_Compito richiesto_: Trascriva fedelmente il passo del brano sulle proteste delle donne iraniane che comincia con le parole "Le donne iraniane" e si conclude con le parole "ma anche uomini.".

_Brano di riferimento_:
★ ★ ★ ★ ★ ★ ★

Le donne iraniane hanno partecipato sia alle proteste dell’Onda verde del 2009, sia a quelle del 2019 contro la crisi economica. Ma oggi sta succedendo qualcosa di nuovo. Sono loro ad avere innescato la rivolta, mettendo al centro della lotta i temi femministi. Il rifiuto dell’obbligatorietà del velo, la lotta contro la polizia morale e la discriminazione di genere sono diventate le forze trainanti di un movimento più ampio che si batte contro la tirannide, la crisi economica, la corruzione, l’oppressione delle minoranze. In questi cortei ci sono donne giovani, anzi giovanissime, e adulte, ragazze delle scuole ma anche uomini.

Nel corso delle primavere arabe del 2010-11 le donne erano molto presenti nelle piazze, ma la loro voce era limitata e gli obiettivi di genere erano stati marginalizzati in nome di obiettivi più generali. Come ha scritto Renata Pepicelli, studiosa di Islam presso l’Università di Pisa, in questa mobilitazione il paradigma è cambiato, e la questione della libertà delle donne è il catalizzatore per lotte economiche e politiche. La centralità dei temi delle donne si spiega in primo luogo in relazione alla specificità del contesto iraniano, che è particolarmente repressivo nei loro confronti. Il velo è imposto per legge, come avviene solo in un altro paese, l’Afghanistan, e le donne sono costrette a vivere in un regime di segregazione, ma anche sulla base della capacità politiche dei movimenti femministi locali, in grado di costruire un dialogo transnazionale con altri femminismi nel mondo.

★ ★ ★ ★ ★ ★ ★

(Dati di annotazione dei riquadri)
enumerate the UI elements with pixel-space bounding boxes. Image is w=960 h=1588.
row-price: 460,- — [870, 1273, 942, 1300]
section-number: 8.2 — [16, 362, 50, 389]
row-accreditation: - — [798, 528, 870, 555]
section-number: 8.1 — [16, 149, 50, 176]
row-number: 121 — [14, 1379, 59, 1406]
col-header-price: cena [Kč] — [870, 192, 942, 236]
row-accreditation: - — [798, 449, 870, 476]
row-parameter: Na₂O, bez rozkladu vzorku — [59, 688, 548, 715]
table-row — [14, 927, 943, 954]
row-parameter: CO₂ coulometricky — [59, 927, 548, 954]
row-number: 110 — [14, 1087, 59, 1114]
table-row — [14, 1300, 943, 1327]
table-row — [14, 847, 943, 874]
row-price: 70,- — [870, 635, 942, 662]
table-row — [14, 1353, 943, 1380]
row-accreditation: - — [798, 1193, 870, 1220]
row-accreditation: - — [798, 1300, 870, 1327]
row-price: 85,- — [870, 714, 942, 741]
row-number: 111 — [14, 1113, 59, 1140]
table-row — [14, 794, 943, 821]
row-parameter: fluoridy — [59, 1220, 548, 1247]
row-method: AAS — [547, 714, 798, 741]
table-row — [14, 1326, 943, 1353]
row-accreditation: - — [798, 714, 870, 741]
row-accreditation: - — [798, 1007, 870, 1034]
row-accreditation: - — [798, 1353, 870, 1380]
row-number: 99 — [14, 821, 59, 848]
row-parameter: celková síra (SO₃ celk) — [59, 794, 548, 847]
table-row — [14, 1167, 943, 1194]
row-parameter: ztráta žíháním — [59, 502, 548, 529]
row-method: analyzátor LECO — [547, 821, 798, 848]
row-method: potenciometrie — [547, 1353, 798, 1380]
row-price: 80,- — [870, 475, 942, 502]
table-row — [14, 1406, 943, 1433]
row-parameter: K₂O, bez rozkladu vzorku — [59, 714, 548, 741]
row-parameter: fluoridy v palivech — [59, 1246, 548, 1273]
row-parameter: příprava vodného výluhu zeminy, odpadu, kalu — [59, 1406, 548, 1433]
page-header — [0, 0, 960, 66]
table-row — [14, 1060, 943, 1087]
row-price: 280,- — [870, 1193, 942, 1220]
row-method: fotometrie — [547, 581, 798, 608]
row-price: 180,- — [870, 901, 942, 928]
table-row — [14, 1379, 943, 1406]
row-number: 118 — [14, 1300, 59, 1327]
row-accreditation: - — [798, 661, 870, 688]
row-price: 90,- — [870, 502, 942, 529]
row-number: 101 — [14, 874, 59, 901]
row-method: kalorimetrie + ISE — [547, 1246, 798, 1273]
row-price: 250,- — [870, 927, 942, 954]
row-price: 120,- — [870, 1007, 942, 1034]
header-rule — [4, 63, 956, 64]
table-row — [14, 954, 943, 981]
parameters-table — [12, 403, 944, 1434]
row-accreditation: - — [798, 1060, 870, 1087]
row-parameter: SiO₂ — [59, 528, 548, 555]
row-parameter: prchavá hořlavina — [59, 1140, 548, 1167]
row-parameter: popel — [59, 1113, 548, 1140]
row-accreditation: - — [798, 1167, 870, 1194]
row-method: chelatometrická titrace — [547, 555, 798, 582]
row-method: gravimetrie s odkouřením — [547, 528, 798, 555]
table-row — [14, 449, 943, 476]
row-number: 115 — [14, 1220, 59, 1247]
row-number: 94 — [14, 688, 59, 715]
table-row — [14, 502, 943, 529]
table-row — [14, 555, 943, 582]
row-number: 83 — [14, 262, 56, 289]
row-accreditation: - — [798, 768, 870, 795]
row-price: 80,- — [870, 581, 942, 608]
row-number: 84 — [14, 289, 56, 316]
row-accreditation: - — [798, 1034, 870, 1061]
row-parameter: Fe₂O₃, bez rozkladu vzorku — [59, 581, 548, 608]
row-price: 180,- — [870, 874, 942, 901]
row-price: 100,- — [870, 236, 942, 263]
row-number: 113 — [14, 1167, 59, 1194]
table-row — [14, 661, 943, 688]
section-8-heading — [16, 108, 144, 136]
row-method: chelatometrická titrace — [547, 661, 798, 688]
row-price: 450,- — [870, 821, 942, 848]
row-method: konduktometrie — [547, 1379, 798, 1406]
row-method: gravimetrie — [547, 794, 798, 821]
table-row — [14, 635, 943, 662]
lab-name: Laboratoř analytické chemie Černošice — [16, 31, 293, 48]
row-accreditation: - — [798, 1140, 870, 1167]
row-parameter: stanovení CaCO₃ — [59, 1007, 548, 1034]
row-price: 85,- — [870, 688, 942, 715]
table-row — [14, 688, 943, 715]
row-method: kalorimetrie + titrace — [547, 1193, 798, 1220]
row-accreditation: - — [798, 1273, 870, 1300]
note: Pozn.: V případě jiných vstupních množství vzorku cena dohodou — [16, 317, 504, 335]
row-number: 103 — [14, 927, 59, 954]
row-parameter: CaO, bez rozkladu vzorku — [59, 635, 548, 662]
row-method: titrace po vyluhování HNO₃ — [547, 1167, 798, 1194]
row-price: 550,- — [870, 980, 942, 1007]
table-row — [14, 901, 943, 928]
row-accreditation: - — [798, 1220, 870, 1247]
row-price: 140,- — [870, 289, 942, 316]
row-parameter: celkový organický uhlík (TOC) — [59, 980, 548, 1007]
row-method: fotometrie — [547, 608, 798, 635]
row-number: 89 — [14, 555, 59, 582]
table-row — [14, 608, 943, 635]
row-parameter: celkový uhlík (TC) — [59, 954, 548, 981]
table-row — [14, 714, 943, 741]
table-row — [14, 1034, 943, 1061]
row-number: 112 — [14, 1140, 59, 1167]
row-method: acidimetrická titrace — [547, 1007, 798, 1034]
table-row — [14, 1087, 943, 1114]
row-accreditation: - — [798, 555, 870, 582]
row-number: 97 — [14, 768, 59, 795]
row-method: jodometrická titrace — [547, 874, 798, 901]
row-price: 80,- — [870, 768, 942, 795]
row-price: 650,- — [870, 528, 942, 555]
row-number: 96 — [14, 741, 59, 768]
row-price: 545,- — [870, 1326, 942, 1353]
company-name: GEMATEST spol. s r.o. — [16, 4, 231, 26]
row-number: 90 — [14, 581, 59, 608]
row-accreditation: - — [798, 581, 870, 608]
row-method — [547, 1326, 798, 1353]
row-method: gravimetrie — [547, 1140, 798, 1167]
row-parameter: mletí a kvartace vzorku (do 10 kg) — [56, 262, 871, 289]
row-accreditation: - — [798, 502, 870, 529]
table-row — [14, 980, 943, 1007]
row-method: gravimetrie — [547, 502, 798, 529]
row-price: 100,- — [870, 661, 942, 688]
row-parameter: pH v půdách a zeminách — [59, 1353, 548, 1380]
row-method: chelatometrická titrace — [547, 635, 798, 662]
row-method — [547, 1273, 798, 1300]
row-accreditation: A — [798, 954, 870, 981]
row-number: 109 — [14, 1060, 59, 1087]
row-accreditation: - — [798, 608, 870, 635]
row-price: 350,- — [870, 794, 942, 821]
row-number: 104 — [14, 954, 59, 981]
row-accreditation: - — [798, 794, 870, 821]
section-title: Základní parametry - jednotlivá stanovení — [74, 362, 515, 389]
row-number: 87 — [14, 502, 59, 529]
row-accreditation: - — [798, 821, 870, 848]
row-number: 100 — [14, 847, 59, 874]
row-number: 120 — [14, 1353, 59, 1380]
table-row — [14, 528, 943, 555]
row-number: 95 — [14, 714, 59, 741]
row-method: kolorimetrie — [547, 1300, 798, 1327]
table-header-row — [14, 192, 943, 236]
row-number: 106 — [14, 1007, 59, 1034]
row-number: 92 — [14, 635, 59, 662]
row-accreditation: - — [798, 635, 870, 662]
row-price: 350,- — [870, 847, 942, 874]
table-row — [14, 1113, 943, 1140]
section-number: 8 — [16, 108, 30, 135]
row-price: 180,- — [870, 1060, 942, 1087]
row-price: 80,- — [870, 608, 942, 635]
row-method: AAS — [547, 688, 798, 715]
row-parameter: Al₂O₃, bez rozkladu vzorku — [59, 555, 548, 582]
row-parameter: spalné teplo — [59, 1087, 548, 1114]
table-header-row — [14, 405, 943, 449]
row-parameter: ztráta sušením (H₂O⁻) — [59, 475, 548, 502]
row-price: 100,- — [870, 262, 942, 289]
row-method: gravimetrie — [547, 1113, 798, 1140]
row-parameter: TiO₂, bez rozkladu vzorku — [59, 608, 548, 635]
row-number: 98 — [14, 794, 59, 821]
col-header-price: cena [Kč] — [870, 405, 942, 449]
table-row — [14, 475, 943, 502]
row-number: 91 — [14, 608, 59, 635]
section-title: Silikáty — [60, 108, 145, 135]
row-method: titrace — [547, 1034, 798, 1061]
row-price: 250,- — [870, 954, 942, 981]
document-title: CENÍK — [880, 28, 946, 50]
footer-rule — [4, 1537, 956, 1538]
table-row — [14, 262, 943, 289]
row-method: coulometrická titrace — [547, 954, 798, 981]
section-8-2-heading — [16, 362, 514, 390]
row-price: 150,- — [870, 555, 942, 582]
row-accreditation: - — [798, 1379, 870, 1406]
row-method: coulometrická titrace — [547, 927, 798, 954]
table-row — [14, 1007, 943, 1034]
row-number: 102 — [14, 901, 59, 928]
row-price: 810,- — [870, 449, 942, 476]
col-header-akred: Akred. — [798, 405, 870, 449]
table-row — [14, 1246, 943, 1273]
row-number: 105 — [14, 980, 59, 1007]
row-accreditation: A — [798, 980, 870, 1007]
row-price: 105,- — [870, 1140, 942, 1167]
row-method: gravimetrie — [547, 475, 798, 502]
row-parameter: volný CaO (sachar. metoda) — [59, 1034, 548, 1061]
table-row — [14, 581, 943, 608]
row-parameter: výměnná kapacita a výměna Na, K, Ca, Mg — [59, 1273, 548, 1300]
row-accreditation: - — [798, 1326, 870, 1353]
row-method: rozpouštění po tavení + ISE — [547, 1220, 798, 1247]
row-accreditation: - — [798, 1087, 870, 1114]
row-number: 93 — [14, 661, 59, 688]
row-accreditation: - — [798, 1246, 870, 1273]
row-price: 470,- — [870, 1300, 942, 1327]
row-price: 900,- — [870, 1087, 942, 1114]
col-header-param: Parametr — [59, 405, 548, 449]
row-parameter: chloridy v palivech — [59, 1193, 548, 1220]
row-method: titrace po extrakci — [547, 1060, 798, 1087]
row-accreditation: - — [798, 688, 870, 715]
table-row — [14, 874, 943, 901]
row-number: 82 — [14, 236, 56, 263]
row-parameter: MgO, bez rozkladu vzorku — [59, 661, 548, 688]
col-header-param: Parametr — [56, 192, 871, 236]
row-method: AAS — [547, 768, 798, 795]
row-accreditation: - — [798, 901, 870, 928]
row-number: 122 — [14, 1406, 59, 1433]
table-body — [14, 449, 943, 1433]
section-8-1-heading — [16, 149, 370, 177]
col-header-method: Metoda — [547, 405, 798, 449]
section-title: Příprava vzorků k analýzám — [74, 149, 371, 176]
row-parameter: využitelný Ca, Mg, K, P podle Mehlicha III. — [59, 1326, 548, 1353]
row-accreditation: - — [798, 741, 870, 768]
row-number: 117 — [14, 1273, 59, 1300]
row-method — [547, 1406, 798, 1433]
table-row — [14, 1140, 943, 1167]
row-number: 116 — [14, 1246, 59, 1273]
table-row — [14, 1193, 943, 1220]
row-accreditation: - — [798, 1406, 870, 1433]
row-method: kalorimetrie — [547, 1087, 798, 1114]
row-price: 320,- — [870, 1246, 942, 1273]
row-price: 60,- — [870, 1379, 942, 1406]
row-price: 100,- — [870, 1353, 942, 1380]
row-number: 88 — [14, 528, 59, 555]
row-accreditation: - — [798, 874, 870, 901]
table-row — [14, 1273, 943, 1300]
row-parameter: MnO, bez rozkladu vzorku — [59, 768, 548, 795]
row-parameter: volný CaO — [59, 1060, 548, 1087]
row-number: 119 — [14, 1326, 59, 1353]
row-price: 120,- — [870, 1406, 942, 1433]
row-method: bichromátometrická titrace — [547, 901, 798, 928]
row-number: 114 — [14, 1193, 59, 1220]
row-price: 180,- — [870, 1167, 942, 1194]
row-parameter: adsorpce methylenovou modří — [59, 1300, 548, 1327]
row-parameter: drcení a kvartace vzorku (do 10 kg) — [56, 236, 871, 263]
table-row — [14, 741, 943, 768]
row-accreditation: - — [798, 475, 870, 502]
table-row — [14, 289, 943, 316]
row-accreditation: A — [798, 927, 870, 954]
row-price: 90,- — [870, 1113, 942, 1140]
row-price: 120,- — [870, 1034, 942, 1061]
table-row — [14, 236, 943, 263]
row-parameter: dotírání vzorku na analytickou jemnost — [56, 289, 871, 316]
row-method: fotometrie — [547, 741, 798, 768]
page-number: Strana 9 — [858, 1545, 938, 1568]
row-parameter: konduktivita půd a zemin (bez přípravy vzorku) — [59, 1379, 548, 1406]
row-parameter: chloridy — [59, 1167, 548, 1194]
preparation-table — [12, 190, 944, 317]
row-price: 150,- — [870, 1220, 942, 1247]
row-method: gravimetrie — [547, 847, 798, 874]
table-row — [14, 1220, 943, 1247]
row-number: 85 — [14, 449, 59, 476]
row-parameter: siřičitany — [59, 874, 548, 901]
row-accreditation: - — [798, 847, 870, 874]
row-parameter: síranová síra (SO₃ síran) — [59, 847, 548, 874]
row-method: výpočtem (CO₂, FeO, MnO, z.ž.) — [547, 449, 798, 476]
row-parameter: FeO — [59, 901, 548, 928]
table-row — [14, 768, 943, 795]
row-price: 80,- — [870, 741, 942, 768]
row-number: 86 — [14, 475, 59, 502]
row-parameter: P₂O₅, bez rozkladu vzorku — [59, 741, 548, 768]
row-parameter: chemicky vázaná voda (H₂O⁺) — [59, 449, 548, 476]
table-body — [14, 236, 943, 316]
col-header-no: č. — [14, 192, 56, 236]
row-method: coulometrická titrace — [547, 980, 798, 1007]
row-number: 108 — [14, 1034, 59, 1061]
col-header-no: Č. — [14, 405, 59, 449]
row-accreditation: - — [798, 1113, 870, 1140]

★ ★ ★ ★ ★ ★ ★

_Soluzione_:
Le donne iraniane hanno partecipato sia alle proteste dell’Onda verde del 2009, sia a quelle del 2019 contro la crisi economica. Ma oggi sta succedendo qualcosa di nuovo. Sono loro ad avere innescato la rivolta, mettendo al centro della lotta i temi femministi. Il rifiuto dell’obbligatorietà del velo, la lotta contro la polizia morale e la discriminazione di genere sono diventate le forze trainanti di un movimento più ampio che si batte contro la tirannide, la crisi economica, la corruzione, l’oppressione delle minoranze. In questi cortei ci sono donne giovani, anzi giovanissime, e adulte, ragazze delle scuole ma anche uomini.